* start ENTRIES SHOWN *

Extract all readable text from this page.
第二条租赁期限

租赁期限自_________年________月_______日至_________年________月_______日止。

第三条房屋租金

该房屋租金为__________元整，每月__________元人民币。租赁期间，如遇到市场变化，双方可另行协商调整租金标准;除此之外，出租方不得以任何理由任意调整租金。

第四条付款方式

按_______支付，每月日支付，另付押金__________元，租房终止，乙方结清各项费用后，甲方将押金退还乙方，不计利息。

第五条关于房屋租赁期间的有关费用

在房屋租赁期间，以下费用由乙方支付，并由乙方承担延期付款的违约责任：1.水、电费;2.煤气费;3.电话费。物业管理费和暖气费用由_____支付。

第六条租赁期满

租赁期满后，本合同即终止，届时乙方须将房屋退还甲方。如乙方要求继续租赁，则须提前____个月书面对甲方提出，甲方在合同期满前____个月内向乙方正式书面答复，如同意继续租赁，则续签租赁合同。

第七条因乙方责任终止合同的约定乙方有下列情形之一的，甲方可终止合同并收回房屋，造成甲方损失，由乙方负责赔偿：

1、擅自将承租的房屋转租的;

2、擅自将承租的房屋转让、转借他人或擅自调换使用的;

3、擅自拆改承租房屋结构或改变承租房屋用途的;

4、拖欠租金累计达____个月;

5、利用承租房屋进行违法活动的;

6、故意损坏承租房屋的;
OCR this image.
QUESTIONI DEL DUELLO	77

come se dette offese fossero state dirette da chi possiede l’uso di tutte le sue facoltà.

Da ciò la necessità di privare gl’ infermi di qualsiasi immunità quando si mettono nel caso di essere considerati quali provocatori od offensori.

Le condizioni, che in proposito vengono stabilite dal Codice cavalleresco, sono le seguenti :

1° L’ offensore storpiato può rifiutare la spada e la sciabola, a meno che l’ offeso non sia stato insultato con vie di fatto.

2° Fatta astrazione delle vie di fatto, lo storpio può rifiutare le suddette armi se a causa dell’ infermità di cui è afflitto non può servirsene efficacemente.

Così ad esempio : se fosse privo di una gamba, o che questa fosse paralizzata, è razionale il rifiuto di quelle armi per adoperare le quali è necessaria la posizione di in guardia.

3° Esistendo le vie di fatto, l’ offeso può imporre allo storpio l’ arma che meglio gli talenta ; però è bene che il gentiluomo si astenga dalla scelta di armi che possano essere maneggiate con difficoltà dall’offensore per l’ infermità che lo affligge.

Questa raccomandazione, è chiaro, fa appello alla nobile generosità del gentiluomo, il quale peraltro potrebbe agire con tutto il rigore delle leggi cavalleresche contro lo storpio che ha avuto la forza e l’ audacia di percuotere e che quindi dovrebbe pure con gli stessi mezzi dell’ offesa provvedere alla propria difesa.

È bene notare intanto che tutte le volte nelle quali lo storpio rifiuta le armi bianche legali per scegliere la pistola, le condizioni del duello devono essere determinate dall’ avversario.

* end ENTRIES SHOWN *

**TO BE DONE:** Print every record above exactly as written.

**THE RESULT:**
Extract all readable text from this page.
第二条租赁期限

租赁期限自_________年________月_______日至_________年________月_______日止。

第三条房屋租金

该房屋租金为__________元整，每月__________元人民币。租赁期间，如遇到市场变化，双方可另行协商调整租金标准;除此之外，出租方不得以任何理由任意调整租金。

第四条付款方式

按_______支付，每月日支付，另付押金__________元，租房终止，乙方结清各项费用后，甲方将押金退还乙方，不计利息。

第五条关于房屋租赁期间的有关费用

在房屋租赁期间，以下费用由乙方支付，并由乙方承担延期付款的违约责任：1.水、电费;2.煤气费;3.电话费。物业管理费和暖气费用由_____支付。

第六条租赁期满

租赁期满后，本合同即终止，届时乙方须将房屋退还甲方。如乙方要求继续租赁，则须提前____个月书面对甲方提出，甲方在合同期满前____个月内向乙方正式书面答复，如同意继续租赁，则续签租赁合同。

第七条因乙方责任终止合同的约定乙方有下列情形之一的，甲方可终止合同并收回房屋，造成甲方损失，由乙方负责赔偿：

1、擅自将承租的房屋转租的;

2、擅自将承租的房屋转让、转借他人或擅自调换使用的;

3、擅自拆改承租房屋结构或改变承租房屋用途的;

4、拖欠租金累计达____个月;

5、利用承租房屋进行违法活动的;

6、故意损坏承租房屋的;
OCR this image.
QUESTIONI DEL DUELLO	77

come se dette offese fossero state dirette da chi possiede l’uso di tutte le sue facoltà.

Da ciò la necessità di privare gl’ infermi di qualsiasi immunità quando si mettono nel caso di essere considerati quali provocatori od offensori.

Le condizioni, che in proposito vengono stabilite dal Codice cavalleresco, sono le seguenti :

1° L’ offensore storpiato può rifiutare la spada e la sciabola, a meno che l’ offeso non sia stato insultato con vie di fatto.

2° Fatta astrazione delle vie di fatto, lo storpio può rifiutare le suddette armi se a causa dell’ infermità di cui è afflitto non può servirsene efficacemente.

Così ad esempio : se fosse privo di una gamba, o che questa fosse paralizzata, è razionale il rifiuto di quelle armi per adoperare le quali è necessaria la posizione di in guardia.

3° Esistendo le vie di fatto, l’ offeso può imporre allo storpio l’ arma che meglio gli talenta ; però è bene che il gentiluomo si astenga dalla scelta di armi che possano essere maneggiate con difficoltà dall’offensore per l’ infermità che lo affligge.

Questa raccomandazione, è chiaro, fa appello alla nobile generosità del gentiluomo, il quale peraltro potrebbe agire con tutto il rigore delle leggi cavalleresche contro lo storpio che ha avuto la forza e l’ audacia di percuotere e che quindi dovrebbe pure con gli stessi mezzi dell’ offesa provvedere alla propria difesa.

È bene notare intanto che tutte le volte nelle quali lo storpio rifiuta le armi bianche legali per scegliere la pistola, le condizioni del duello devono essere determinate dall’ avversario.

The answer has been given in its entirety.